RECORD LIST:

Begin

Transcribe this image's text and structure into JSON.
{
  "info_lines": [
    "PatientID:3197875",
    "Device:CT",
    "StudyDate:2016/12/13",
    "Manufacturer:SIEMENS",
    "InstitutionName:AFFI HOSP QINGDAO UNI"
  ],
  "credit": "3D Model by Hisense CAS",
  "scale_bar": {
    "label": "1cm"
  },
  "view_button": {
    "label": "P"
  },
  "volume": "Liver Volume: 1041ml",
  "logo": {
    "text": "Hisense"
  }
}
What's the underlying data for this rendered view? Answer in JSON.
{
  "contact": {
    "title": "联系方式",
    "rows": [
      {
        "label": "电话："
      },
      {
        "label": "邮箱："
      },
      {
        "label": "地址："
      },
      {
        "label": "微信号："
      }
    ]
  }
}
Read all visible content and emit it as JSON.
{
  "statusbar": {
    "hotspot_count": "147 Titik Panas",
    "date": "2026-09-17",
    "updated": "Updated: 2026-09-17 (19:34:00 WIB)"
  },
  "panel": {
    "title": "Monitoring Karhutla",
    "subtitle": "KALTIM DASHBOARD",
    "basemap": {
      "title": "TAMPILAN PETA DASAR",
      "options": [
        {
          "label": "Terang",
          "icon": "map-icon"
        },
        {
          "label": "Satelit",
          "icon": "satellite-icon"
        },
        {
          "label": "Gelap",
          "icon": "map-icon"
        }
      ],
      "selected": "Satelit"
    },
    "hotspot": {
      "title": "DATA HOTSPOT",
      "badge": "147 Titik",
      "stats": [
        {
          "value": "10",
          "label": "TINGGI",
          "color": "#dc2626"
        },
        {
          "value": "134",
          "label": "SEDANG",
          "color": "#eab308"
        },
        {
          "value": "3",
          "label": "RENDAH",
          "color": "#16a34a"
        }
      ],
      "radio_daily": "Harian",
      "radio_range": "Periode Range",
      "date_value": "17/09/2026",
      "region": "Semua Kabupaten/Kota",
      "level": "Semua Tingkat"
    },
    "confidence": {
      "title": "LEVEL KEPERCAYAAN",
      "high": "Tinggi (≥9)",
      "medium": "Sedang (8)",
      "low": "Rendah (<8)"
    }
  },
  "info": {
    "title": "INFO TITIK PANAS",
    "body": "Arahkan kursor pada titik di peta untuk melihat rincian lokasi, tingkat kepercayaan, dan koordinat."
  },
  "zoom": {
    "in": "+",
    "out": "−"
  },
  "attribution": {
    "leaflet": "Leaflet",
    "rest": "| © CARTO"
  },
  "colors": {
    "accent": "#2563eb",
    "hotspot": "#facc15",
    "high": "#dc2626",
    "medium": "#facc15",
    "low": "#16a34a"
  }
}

End

STATED TASK: Reproduce all the data word for word.

EXERCISE RESULT:
Transcribe this image's text and structure into JSON.
{
  "info_lines": [
    "PatientID:3197875",
    "Device:CT",
    "StudyDate:2016/12/13",
    "Manufacturer:SIEMENS",
    "InstitutionName:AFFI HOSP QINGDAO UNI"
  ],
  "credit": "3D Model by Hisense CAS",
  "scale_bar": {
    "label": "1cm"
  },
  "view_button": {
    "label": "P"
  },
  "volume": "Liver Volume: 1041ml",
  "logo": {
    "text": "Hisense"
  }
}
What's the underlying data for this rendered view? Answer in JSON.
{
  "contact": {
    "title": "联系方式",
    "rows": [
      {
        "label": "电话："
      },
      {
        "label": "邮箱："
      },
      {
        "label": "地址："
      },
      {
        "label": "微信号："
      }
    ]
  }
}
Read all visible content and emit it as JSON.
{
  "statusbar": {
    "hotspot_count": "147 Titik Panas",
    "date": "2026-09-17",
    "updated": "Updated: 2026-09-17 (19:34:00 WIB)"
  },
  "panel": {
    "title": "Monitoring Karhutla",
    "subtitle": "KALTIM DASHBOARD",
    "basemap": {
      "title": "TAMPILAN PETA DASAR",
      "options": [
        {
          "label": "Terang",
          "icon": "map-icon"
        },
        {
          "label": "Satelit",
          "icon": "satellite-icon"
        },
        {
          "label": "Gelap",
          "icon": "map-icon"
        }
      ],
      "selected": "Satelit"
    },
    "hotspot": {
      "title": "DATA HOTSPOT",
      "badge": "147 Titik",
      "stats": [
        {
          "value": "10",
          "label": "TINGGI",
          "color": "#dc2626"
        },
        {
          "value": "134",
          "label": "SEDANG",
          "color": "#eab308"
        },
        {
          "value": "3",
          "label": "RENDAH",
          "color": "#16a34a"
        }
      ],
      "radio_daily": "Harian",
      "radio_range": "Periode Range",
      "date_value": "17/09/2026",
      "region": "Semua Kabupaten/Kota",
      "level": "Semua Tingkat"
    },
    "confidence": {
      "title": "LEVEL KEPERCAYAAN",
      "high": "Tinggi (≥9)",
      "medium": "Sedang (8)",
      "low": "Rendah (<8)"
    }
  },
  "info": {
    "title": "INFO TITIK PANAS",
    "body": "Arahkan kursor pada titik di peta untuk melihat rincian lokasi, tingkat kepercayaan, dan koordinat."
  },
  "zoom": {
    "in": "+",
    "out": "−"
  },
  "attribution": {
    "leaflet": "Leaflet",
    "rest": "| © CARTO"
  },
  "colors": {
    "accent": "#2563eb",
    "hotspot": "#facc15",
    "high": "#dc2626",
    "medium": "#facc15",
    "low": "#16a34a"
  }
}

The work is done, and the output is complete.